**Description of the task**
Copy every line in which the string "median" occurs.

start Record extracts

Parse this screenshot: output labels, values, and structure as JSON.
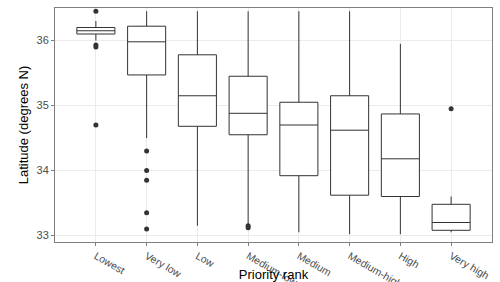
{
  "chart_data": {
    "type": "box",
    "xlabel": "Priority rank",
    "ylabel": "Latitude (degrees N)",
    "categories": [
      "Lowest",
      "Very low",
      "Low",
      "Medium-low",
      "Medium",
      "Medium-high",
      "High",
      "Very high"
    ],
    "boxes": [
      {
        "lower": 36.0,
        "q1": 36.1,
        "median": 36.15,
        "q3": 36.2,
        "upper": 36.3,
        "outliers": [
          36.45,
          35.93,
          35.9,
          34.7
        ]
      },
      {
        "lower": 34.5,
        "q1": 35.47,
        "median": 35.98,
        "q3": 36.22,
        "upper": 36.45,
        "outliers": [
          34.3,
          34.0,
          33.85,
          33.35,
          33.1
        ]
      },
      {
        "lower": 33.15,
        "q1": 34.68,
        "median": 35.15,
        "q3": 35.78,
        "upper": 36.45,
        "outliers": []
      },
      {
        "lower": 33.17,
        "q1": 34.55,
        "median": 34.88,
        "q3": 35.45,
        "upper": 36.45,
        "outliers": [
          33.12,
          33.15
        ]
      },
      {
        "lower": 33.05,
        "q1": 33.92,
        "median": 34.7,
        "q3": 35.05,
        "upper": 36.45,
        "outliers": []
      },
      {
        "lower": 33.02,
        "q1": 33.62,
        "median": 34.62,
        "q3": 35.15,
        "upper": 36.45,
        "outliers": []
      },
      {
        "lower": 33.02,
        "q1": 33.6,
        "median": 34.18,
        "q3": 34.87,
        "upper": 35.95,
        "outliers": []
      },
      {
        "lower": 33.05,
        "q1": 33.08,
        "median": 33.2,
        "q3": 33.48,
        "upper": 33.6,
        "outliers": [
          34.95
        ]
      }
    ],
    "ylim": [
      32.9,
      36.5
    ],
    "yticks": [
      33,
      34,
      35,
      36
    ],
    "grid": true,
    "color": "#333333"
  }
}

end Record extracts

**Correct result**
        "median": 36.15,
        "median": 35.98,
        "median": 35.15,
        "median": 34.88,
        "median": 34.7,
        "median": 34.62,
        "median": 34.18,
        "median": 33.2,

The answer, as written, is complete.